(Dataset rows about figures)
═══
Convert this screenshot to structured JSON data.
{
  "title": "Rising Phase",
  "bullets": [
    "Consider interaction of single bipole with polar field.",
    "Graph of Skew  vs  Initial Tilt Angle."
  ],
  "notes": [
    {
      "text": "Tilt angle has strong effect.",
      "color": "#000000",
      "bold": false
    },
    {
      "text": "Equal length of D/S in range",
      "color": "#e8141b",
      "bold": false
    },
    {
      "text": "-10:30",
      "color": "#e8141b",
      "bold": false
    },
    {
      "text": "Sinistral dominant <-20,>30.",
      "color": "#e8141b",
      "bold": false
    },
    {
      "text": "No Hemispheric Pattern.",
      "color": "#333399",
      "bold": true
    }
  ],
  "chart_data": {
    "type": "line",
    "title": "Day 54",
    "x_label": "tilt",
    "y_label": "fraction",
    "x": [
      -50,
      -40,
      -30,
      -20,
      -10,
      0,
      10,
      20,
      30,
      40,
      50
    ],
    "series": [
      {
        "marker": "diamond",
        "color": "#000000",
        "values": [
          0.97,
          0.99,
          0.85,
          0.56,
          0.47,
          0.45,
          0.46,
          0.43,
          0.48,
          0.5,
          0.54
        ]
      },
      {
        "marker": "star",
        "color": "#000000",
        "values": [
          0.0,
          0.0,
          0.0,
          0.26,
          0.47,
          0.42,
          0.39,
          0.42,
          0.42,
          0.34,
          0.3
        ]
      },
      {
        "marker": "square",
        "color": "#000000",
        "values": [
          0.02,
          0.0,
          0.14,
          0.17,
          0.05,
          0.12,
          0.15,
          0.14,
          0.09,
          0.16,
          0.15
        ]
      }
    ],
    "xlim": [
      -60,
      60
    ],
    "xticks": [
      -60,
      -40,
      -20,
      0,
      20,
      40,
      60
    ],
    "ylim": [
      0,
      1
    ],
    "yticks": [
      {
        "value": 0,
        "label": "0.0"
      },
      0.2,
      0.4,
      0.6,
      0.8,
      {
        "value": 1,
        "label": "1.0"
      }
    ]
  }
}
═══
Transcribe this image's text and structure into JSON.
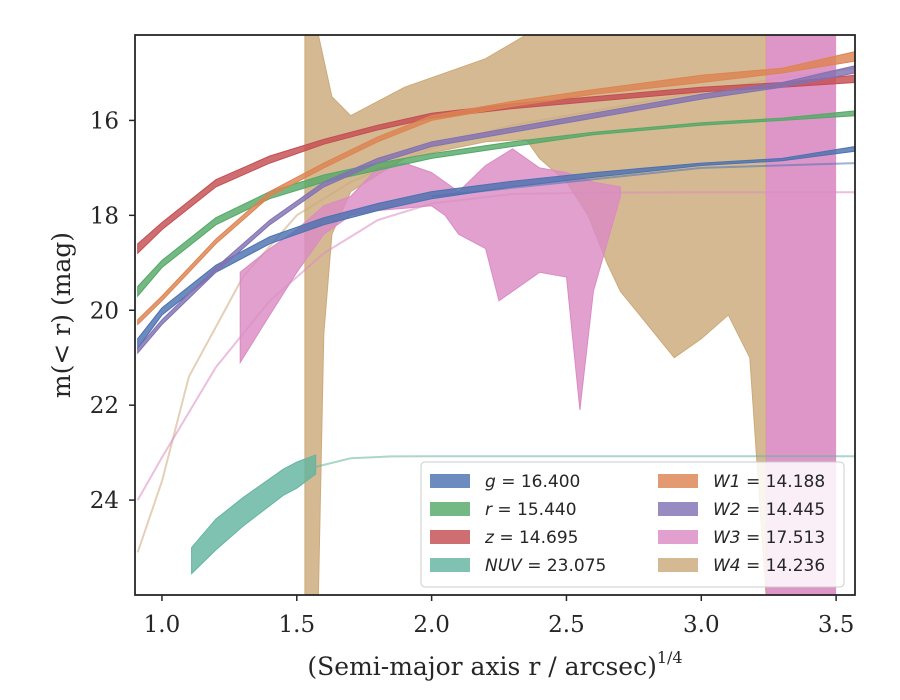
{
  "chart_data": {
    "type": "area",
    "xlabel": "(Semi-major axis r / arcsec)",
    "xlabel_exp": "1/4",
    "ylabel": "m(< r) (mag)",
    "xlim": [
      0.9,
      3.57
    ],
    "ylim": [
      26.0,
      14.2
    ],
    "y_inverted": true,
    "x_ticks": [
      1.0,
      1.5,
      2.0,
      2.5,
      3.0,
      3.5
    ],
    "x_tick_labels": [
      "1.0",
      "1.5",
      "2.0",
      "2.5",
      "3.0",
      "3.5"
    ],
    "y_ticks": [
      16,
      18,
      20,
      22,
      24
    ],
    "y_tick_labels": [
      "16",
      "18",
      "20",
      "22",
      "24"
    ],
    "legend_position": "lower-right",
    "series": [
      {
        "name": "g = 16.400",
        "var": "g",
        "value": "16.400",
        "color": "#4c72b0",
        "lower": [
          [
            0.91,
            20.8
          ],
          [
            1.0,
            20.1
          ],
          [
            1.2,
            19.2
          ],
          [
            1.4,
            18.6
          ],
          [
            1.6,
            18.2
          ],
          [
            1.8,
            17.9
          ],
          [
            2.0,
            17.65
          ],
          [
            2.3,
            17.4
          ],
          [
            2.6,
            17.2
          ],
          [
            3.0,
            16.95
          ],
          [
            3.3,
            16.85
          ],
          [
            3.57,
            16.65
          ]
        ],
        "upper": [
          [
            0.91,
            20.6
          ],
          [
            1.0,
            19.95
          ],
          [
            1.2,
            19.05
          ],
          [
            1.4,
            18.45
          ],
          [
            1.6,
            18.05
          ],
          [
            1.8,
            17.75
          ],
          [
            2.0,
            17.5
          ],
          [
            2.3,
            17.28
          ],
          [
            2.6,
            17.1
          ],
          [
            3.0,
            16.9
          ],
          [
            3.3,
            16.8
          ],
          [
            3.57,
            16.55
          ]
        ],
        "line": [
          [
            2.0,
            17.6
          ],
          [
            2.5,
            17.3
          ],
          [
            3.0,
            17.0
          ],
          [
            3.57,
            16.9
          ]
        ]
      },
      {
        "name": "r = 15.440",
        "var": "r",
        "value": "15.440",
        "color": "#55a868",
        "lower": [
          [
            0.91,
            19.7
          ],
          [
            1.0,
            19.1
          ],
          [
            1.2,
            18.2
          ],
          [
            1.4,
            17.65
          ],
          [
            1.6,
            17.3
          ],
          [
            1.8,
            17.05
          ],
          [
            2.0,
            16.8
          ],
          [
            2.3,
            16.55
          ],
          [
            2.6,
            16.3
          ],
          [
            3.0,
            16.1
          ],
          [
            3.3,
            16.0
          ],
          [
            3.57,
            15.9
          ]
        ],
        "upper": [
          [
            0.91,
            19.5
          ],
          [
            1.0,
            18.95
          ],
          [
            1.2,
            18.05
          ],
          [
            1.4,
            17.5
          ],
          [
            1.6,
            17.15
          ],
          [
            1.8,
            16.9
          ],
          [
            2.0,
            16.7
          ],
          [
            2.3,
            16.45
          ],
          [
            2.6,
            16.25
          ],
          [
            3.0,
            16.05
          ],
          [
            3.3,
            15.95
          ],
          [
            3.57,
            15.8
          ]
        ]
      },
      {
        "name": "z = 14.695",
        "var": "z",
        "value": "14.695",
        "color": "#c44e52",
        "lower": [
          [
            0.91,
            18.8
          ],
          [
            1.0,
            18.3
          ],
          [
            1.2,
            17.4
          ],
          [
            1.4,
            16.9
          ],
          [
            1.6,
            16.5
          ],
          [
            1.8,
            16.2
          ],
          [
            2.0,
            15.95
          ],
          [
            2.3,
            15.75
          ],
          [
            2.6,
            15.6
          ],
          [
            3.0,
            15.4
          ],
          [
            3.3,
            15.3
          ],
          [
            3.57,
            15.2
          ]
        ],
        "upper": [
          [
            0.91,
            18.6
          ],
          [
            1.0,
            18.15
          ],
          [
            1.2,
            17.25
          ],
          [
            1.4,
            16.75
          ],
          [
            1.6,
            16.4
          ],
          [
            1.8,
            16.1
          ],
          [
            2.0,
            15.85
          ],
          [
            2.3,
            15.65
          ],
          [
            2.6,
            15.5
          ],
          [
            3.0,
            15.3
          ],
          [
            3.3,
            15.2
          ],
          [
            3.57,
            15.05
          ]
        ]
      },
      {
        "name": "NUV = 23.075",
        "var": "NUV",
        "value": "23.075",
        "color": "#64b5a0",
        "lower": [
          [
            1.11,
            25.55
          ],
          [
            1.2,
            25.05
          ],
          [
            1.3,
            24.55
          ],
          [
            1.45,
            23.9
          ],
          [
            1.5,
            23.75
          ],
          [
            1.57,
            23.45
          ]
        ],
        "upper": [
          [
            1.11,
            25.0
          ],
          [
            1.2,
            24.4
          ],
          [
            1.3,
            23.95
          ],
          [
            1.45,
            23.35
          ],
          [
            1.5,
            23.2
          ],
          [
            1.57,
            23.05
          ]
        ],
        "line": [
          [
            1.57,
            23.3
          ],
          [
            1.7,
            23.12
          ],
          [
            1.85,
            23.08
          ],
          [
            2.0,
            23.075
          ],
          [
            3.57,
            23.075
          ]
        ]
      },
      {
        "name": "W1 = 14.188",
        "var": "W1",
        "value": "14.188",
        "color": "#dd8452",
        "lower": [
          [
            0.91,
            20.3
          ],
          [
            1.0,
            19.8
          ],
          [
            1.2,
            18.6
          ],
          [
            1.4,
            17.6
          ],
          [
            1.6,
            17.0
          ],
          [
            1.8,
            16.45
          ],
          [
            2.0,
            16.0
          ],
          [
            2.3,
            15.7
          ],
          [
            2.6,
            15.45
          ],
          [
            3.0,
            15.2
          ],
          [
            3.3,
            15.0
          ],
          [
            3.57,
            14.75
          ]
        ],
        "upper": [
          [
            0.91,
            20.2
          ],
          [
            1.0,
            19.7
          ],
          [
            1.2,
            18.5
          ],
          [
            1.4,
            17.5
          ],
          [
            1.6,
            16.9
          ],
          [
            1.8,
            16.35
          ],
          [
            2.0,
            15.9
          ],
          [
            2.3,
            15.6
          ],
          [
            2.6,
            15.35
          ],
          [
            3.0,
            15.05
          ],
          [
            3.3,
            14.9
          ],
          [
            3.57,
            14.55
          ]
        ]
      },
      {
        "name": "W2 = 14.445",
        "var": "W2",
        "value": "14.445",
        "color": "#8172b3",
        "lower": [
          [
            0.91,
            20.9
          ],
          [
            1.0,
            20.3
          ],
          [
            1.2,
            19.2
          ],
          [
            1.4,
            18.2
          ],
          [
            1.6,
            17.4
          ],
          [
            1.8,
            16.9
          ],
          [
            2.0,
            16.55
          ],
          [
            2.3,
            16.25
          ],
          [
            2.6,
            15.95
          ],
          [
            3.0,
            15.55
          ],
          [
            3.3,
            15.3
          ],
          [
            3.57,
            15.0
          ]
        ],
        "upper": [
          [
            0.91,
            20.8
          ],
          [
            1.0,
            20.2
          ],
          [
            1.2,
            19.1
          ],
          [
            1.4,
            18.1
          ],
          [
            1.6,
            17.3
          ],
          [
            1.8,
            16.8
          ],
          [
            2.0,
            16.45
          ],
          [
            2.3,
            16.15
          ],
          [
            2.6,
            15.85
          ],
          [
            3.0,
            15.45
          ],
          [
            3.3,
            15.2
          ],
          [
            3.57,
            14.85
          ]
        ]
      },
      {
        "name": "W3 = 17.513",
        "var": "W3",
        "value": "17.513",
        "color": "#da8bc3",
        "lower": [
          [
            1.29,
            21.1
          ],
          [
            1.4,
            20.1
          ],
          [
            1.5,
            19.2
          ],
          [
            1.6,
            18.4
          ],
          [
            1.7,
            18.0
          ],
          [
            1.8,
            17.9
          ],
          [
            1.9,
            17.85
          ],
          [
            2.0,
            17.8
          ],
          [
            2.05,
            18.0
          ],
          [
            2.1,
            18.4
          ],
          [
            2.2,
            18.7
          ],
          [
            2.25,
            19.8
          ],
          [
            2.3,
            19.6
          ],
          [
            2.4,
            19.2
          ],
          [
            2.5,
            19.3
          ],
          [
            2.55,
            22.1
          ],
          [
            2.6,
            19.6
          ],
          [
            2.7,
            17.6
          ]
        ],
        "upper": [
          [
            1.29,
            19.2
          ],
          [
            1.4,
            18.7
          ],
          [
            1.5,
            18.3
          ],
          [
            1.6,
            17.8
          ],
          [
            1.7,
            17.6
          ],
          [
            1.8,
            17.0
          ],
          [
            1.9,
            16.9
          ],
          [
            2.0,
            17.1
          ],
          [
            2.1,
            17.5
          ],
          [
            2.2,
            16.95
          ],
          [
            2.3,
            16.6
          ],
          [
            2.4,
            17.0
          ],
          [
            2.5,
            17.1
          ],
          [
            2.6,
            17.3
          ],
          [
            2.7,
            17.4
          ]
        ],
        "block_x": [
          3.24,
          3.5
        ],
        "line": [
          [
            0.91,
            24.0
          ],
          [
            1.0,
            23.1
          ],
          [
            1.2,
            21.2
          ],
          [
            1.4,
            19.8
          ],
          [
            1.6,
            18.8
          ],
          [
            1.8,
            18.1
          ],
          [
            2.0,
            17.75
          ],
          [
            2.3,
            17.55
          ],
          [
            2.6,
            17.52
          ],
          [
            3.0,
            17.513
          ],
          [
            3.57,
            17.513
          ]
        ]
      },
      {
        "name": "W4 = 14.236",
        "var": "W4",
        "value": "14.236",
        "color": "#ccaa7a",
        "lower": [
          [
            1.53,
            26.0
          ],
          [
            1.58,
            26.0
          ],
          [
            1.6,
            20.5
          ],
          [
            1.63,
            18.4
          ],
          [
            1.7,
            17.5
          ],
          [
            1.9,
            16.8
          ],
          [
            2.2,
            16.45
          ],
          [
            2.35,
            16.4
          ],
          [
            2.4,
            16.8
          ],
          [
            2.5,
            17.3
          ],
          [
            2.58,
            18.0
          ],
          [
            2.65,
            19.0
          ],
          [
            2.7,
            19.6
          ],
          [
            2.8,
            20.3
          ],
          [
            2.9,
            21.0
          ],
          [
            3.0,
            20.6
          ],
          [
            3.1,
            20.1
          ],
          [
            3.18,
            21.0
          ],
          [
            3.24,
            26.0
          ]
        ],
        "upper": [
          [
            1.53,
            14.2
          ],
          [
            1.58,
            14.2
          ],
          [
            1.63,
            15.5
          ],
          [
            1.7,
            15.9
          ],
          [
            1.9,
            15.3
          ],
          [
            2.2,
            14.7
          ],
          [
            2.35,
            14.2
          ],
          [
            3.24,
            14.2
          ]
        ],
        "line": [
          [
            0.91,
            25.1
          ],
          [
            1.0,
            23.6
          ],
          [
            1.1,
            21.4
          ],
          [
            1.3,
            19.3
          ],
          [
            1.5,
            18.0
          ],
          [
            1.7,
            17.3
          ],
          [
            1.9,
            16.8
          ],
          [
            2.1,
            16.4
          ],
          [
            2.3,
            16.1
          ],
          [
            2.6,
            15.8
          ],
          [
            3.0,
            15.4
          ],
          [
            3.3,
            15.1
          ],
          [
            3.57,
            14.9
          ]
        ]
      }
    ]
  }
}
═══
_Short exercise_.
From the listing, tally every line with the word "JSON" in it and give only the tally.

_The response_.
2